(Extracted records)
────────

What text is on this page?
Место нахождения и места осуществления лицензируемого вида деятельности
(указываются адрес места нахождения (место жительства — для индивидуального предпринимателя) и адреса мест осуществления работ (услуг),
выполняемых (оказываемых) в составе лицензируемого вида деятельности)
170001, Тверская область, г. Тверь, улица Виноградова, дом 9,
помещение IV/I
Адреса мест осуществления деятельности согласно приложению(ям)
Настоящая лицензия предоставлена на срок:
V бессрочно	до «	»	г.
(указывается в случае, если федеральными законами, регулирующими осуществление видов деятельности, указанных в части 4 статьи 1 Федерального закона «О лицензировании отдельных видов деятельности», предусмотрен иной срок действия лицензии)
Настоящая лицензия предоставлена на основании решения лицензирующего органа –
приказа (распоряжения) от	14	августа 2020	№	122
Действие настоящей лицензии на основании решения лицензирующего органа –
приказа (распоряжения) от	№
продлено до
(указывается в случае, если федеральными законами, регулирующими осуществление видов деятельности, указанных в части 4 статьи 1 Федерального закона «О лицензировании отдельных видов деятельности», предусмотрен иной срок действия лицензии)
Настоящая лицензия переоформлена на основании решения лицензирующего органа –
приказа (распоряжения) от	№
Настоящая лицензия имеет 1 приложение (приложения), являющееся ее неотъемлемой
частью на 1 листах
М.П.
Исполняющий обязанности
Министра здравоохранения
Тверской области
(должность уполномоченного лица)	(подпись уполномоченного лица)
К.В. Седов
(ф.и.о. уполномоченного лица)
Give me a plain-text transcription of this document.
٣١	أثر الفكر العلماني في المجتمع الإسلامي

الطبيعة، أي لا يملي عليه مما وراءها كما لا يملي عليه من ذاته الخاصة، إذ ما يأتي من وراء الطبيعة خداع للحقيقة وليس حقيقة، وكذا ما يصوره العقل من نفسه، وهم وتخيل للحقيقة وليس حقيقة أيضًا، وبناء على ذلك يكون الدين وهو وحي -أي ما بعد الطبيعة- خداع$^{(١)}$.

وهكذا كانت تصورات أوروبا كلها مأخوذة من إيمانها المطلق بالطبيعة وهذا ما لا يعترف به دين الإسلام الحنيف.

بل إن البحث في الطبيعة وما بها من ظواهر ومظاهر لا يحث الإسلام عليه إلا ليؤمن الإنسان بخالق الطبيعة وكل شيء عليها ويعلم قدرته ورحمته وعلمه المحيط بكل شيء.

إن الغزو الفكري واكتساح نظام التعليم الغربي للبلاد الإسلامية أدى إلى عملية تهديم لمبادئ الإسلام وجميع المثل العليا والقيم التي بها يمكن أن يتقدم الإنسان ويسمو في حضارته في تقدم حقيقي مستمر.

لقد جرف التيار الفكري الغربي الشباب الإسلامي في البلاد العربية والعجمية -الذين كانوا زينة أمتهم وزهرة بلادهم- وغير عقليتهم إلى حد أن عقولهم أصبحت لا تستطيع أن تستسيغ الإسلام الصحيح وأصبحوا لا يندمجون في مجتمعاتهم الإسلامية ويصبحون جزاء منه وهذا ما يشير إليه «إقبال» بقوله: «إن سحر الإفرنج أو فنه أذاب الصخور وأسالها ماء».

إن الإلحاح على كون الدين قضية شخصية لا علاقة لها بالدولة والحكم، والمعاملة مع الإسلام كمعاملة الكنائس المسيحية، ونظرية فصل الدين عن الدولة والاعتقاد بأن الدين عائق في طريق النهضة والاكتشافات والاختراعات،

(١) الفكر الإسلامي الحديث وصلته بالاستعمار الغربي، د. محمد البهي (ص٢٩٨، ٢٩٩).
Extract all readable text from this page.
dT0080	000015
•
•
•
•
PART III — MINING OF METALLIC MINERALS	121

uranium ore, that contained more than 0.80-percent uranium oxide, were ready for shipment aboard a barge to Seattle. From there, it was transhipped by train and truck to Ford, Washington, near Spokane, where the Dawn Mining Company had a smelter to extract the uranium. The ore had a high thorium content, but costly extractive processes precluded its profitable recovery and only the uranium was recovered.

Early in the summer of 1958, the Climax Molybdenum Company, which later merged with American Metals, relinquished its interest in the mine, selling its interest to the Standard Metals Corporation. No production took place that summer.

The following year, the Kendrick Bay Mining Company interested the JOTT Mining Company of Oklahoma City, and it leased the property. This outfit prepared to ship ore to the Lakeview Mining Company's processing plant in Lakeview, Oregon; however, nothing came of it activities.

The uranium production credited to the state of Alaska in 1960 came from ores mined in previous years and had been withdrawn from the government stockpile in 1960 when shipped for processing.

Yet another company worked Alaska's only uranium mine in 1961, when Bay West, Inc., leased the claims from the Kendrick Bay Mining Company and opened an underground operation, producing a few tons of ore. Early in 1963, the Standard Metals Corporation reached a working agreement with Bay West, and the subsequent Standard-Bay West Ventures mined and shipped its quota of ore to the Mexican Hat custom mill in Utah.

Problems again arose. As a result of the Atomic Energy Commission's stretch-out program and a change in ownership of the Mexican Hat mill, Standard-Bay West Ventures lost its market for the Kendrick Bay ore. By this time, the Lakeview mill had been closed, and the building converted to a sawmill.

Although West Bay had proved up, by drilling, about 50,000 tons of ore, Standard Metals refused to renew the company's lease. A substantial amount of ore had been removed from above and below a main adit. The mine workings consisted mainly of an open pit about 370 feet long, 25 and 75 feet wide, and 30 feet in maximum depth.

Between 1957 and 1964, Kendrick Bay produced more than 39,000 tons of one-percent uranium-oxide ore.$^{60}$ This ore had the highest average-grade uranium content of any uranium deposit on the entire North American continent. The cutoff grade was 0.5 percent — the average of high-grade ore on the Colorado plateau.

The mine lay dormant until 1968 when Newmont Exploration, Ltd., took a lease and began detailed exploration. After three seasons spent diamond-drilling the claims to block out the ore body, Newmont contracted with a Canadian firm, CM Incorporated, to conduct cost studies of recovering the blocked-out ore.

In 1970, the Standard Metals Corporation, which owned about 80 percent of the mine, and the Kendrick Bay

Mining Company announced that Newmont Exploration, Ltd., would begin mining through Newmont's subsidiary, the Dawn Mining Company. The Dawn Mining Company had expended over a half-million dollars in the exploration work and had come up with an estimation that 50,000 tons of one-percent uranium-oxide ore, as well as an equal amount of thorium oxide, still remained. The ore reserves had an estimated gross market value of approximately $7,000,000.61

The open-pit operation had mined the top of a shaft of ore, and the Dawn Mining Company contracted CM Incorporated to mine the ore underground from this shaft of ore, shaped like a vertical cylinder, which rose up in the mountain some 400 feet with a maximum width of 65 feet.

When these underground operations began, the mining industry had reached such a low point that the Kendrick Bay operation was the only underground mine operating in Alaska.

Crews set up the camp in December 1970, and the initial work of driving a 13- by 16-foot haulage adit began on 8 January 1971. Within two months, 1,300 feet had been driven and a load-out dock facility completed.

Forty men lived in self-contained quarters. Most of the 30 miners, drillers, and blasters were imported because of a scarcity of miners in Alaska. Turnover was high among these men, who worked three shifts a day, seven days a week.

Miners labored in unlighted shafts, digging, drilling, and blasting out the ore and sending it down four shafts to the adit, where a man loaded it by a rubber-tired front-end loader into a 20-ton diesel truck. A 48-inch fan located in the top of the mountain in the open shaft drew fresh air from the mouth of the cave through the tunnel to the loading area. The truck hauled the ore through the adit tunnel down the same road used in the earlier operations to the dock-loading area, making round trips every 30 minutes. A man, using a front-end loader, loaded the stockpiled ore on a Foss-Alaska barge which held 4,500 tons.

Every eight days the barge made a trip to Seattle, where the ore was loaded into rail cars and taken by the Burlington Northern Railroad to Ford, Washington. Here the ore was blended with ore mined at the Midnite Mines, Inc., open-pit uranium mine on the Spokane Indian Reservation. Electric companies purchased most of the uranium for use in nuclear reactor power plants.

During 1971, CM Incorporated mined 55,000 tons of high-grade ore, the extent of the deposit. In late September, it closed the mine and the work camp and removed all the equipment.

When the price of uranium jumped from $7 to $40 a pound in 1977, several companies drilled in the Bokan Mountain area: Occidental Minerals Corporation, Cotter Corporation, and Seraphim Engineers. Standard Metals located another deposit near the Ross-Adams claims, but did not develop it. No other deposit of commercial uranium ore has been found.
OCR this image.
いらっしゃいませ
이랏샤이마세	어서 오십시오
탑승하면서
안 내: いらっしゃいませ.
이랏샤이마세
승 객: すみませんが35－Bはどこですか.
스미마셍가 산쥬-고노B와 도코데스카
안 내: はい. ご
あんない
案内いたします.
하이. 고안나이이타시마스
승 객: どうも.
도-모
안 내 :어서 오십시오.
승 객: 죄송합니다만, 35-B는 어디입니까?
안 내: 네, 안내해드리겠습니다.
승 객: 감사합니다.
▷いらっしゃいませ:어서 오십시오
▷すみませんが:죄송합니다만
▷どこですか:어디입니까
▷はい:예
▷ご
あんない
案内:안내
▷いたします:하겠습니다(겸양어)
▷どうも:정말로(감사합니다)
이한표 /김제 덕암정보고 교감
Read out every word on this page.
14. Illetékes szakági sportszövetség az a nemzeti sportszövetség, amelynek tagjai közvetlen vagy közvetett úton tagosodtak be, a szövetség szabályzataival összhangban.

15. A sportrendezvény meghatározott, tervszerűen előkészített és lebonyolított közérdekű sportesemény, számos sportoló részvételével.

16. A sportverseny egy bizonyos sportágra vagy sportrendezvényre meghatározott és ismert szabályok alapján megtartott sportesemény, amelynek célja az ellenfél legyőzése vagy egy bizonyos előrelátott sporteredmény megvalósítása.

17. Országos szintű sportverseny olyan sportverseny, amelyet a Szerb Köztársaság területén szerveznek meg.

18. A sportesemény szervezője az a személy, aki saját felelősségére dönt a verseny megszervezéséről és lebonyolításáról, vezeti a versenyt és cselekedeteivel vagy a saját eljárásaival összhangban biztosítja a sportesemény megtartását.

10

────────

Repeat exactly the lines above, starting with the line that contains "Read out every word on this page." and ending with the last line, both included, and nothing else.

Exercise response:
Read out every word on this page.
14. Illetékes szakági sportszövetség az a nemzeti sportszövetség, amelynek tagjai közvetlen vagy közvetett úton tagosodtak be, a szövetség szabályzataival összhangban.

15. A sportrendezvény meghatározott, tervszerűen előkészített és lebonyolított közérdekű sportesemény, számos sportoló részvételével.

16. A sportverseny egy bizonyos sportágra vagy sportrendezvényre meghatározott és ismert szabályok alapján megtartott sportesemény, amelynek célja az ellenfél legyőzése vagy egy bizonyos előrelátott sporteredmény megvalósítása.

17. Országos szintű sportverseny olyan sportverseny, amelyet a Szerb Köztársaság területén szerveznek meg.

18. A sportesemény szervezője az a személy, aki saját felelősségére dönt a verseny megszervezéséről és lebonyolításáról, vezeti a versenyt és cselekedeteivel vagy a saját eljárásaival összhangban biztosítja a sportesemény megtartását.

10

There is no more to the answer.